WHAT YOU NEED TO DO:
Without the images, write out all of the following entries exactly.

====== ROWS

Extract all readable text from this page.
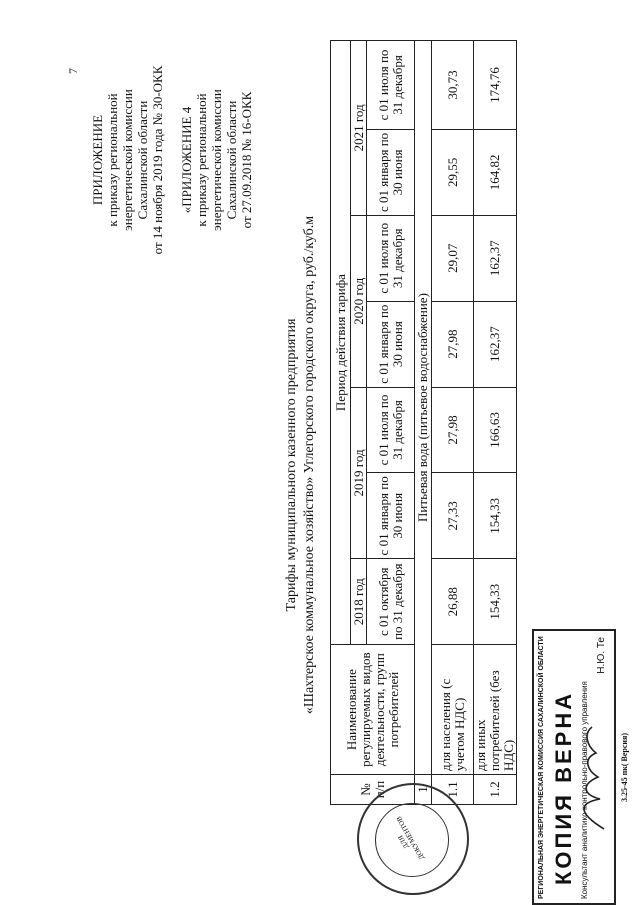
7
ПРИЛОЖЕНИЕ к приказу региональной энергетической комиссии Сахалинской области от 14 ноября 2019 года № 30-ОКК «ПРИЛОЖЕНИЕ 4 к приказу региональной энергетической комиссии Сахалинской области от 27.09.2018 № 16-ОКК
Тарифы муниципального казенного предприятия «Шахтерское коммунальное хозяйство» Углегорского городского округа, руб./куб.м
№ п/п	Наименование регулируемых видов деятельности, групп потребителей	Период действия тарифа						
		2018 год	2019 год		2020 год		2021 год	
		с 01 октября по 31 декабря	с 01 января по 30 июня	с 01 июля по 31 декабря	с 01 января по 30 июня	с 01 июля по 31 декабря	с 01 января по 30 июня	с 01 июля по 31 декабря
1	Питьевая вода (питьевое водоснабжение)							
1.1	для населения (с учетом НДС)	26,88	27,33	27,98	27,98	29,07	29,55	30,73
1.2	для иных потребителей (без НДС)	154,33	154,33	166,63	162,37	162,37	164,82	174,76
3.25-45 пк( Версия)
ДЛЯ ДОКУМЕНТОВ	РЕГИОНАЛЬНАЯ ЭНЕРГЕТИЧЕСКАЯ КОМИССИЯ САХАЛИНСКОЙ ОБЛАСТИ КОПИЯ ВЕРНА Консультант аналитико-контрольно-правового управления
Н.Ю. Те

============

RESPONSE:
Extract all readable text from this page.
7
ПРИЛОЖЕНИЕ к приказу региональной энергетической комиссии Сахалинской области от 14 ноября 2019 года № 30-ОКК «ПРИЛОЖЕНИЕ 4 к приказу региональной энергетической комиссии Сахалинской области от 27.09.2018 № 16-ОКК
Тарифы муниципального казенного предприятия «Шахтерское коммунальное хозяйство» Углегорского городского округа, руб./куб.м
№ п/п	Наименование регулируемых видов деятельности, групп потребителей	Период действия тарифа						
		2018 год	2019 год		2020 год		2021 год	
		с 01 октября по 31 декабря	с 01 января по 30 июня	с 01 июля по 31 декабря	с 01 января по 30 июня	с 01 июля по 31 декабря	с 01 января по 30 июня	с 01 июля по 31 декабря
1	Питьевая вода (питьевое водоснабжение)							
1.1	для населения (с учетом НДС)	26,88	27,33	27,98	27,98	29,07	29,55	30,73
1.2	для иных потребителей (без НДС)	154,33	154,33	166,63	162,37	162,37	164,82	174,76
3.25-45 пк( Версия)
ДЛЯ ДОКУМЕНТОВ	РЕГИОНАЛЬНАЯ ЭНЕРГЕТИЧЕСКАЯ КОМИССИЯ САХАЛИНСКОЙ ОБЛАСТИ КОПИЯ ВЕРНА Консультант аналитико-контрольно-правового управления
Н.Ю. Те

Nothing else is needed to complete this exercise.